[The records]
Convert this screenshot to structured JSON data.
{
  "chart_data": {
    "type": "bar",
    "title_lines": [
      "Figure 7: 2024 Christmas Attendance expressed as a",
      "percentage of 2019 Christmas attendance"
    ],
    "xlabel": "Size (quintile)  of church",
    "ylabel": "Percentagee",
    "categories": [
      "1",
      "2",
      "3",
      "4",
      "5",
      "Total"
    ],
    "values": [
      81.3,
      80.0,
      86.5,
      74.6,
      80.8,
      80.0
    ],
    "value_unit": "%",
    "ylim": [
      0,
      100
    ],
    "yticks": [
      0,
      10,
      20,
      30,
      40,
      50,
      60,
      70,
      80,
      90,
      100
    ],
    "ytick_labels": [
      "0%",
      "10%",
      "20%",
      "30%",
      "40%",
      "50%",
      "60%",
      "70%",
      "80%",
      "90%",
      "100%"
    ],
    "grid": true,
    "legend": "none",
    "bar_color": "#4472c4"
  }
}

[What to work on] Every record should be given again exactly.

[Result for this task]
Convert this screenshot to structured JSON data.
{
  "chart_data": {
    "type": "bar",
    "title_lines": [
      "Figure 7: 2024 Christmas Attendance expressed as a",
      "percentage of 2019 Christmas attendance"
    ],
    "xlabel": "Size (quintile)  of church",
    "ylabel": "Percentagee",
    "categories": [
      "1",
      "2",
      "3",
      "4",
      "5",
      "Total"
    ],
    "values": [
      81.3,
      80.0,
      86.5,
      74.6,
      80.8,
      80.0
    ],
    "value_unit": "%",
    "ylim": [
      0,
      100
    ],
    "yticks": [
      0,
      10,
      20,
      30,
      40,
      50,
      60,
      70,
      80,
      90,
      100
    ],
    "ytick_labels": [
      "0%",
      "10%",
      "20%",
      "30%",
      "40%",
      "50%",
      "60%",
      "70%",
      "80%",
      "90%",
      "100%"
    ],
    "grid": true,
    "legend": "none",
    "bar_color": "#4472c4"
  }
}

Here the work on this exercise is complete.